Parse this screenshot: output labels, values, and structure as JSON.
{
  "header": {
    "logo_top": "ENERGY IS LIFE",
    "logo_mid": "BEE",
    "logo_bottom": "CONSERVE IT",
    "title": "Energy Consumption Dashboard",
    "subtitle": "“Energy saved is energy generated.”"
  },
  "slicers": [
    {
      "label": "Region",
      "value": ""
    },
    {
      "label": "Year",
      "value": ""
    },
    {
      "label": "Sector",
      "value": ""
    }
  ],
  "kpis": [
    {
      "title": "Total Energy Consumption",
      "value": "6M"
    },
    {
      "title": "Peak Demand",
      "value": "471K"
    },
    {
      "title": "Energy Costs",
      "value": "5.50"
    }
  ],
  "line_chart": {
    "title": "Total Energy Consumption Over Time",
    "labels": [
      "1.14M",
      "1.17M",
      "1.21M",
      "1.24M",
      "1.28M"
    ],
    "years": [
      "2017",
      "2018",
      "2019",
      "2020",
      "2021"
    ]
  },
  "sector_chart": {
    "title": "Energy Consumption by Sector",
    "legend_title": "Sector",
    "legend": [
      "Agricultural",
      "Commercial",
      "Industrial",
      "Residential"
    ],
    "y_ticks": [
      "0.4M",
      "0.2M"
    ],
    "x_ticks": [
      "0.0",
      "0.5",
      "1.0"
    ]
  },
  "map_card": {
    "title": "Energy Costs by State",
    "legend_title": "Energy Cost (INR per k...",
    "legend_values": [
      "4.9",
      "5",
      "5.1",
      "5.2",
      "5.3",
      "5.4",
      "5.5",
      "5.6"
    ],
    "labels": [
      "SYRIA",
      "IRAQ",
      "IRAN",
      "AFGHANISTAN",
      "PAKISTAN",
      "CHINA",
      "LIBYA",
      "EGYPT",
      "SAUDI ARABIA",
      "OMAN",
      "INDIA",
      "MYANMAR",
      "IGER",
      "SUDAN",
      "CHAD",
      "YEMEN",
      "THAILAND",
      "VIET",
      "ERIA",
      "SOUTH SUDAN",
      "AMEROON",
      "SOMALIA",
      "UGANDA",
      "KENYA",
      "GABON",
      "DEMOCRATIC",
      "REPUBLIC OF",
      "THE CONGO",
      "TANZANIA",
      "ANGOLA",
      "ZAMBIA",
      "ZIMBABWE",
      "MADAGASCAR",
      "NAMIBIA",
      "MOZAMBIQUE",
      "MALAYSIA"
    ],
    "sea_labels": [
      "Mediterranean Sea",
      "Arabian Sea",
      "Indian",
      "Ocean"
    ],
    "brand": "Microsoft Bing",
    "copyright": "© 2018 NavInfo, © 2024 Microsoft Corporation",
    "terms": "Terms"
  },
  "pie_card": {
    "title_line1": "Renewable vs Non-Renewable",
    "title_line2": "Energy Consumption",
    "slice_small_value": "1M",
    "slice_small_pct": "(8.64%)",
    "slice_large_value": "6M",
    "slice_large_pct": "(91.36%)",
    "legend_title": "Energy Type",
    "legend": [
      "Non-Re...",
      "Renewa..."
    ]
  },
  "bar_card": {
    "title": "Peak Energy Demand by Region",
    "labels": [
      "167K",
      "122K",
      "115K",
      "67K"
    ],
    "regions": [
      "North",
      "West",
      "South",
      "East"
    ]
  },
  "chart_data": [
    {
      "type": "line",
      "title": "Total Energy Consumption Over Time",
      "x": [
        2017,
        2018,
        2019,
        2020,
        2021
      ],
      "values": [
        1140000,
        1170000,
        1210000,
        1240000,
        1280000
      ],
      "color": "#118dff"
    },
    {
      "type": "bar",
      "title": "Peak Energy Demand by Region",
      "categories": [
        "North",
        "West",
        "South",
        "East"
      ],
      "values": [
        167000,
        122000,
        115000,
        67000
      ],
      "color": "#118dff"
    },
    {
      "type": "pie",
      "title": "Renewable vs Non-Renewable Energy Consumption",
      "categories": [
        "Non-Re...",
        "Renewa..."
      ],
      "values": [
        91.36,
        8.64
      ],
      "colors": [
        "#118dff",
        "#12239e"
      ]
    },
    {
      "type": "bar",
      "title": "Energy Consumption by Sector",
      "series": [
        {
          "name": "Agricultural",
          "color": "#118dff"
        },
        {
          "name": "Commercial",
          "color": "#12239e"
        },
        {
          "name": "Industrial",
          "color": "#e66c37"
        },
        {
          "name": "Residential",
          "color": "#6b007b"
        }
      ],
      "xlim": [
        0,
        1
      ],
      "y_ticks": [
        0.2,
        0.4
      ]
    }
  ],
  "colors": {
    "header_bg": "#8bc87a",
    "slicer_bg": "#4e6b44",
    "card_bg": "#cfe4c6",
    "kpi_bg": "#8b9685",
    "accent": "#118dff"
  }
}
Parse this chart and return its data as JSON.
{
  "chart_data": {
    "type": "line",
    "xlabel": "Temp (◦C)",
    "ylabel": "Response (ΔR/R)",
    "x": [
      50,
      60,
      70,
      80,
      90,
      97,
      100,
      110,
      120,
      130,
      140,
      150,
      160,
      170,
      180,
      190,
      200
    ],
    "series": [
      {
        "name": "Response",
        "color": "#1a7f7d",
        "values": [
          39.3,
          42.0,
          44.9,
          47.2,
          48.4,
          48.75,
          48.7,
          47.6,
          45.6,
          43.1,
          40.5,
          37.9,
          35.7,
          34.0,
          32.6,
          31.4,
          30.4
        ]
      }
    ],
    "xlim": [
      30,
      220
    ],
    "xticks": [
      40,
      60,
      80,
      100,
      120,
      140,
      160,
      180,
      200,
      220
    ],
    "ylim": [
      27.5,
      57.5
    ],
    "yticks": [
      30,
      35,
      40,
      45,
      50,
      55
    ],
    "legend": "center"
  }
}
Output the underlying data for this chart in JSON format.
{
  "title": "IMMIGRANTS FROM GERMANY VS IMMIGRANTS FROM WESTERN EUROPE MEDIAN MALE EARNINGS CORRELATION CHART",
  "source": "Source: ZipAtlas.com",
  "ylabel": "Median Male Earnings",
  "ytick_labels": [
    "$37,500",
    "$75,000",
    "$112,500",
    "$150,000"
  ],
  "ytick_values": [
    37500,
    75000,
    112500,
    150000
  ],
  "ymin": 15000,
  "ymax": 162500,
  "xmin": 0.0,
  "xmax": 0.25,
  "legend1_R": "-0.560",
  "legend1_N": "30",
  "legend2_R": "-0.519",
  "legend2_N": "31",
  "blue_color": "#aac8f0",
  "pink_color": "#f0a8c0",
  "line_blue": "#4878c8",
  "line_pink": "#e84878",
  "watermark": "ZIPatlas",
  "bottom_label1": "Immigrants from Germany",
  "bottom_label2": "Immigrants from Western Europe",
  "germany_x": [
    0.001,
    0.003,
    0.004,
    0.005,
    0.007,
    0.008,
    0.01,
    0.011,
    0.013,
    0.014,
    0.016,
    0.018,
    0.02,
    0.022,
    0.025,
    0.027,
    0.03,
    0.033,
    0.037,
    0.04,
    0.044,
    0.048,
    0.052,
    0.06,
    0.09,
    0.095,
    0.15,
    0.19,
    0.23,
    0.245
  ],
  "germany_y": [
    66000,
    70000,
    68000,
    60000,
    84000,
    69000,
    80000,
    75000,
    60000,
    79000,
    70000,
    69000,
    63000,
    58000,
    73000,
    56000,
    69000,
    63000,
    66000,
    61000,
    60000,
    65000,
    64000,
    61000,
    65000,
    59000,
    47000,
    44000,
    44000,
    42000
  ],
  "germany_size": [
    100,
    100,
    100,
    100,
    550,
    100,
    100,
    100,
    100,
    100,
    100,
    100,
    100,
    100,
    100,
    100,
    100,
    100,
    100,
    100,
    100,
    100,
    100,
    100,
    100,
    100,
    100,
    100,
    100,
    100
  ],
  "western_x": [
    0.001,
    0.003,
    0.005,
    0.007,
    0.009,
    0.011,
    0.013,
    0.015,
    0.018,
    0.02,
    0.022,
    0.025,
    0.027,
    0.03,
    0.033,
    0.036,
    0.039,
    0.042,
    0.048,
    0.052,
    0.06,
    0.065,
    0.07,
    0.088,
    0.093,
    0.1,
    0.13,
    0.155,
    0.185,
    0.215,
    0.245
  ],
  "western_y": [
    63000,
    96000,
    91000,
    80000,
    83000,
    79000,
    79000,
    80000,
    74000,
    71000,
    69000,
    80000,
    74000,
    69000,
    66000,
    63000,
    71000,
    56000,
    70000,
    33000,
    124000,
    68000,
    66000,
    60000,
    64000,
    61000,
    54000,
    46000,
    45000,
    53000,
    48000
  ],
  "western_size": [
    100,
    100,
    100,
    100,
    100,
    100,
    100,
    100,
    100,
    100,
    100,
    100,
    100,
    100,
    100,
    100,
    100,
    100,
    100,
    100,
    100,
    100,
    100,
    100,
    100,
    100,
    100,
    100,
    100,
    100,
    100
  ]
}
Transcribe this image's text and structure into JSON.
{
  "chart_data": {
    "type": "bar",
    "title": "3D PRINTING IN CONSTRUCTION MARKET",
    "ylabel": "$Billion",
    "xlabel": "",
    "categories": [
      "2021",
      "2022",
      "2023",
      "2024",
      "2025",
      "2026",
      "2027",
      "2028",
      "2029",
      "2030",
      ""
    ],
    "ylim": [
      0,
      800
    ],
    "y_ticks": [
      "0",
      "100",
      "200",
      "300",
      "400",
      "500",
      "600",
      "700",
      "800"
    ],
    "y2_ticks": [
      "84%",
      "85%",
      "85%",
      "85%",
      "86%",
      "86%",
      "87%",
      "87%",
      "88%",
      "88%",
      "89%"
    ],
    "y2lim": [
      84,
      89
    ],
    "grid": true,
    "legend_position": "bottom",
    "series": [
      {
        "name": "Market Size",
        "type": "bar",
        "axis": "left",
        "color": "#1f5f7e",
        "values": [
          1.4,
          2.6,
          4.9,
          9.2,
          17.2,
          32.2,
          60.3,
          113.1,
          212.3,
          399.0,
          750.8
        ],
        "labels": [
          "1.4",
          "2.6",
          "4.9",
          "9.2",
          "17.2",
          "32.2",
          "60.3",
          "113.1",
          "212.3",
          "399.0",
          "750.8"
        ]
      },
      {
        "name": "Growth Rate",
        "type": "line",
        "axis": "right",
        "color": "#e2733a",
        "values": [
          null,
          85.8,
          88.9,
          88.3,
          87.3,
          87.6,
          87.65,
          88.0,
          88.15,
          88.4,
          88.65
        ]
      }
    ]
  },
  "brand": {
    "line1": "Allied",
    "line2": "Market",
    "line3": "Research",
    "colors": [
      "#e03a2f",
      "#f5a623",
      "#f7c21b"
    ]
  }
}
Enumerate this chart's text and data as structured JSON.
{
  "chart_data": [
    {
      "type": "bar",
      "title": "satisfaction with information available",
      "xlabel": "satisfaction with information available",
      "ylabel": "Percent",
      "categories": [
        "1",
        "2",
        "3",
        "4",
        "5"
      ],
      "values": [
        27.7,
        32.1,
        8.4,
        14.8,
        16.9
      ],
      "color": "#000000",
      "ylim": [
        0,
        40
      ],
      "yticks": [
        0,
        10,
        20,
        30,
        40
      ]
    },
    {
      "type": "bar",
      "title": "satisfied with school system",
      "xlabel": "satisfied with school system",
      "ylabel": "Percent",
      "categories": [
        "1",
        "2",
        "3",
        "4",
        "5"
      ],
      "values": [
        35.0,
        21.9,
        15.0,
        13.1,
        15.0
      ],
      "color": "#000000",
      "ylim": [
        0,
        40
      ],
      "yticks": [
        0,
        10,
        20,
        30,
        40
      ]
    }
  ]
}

+++

### DIRECTIONS
Show every line of the records above that contains the word "Microsoft".

### TASK SOLUTION
    "brand": "Microsoft Bing",
    "copyright": "© 2018 NavInfo, © 2024 Microsoft Corporation",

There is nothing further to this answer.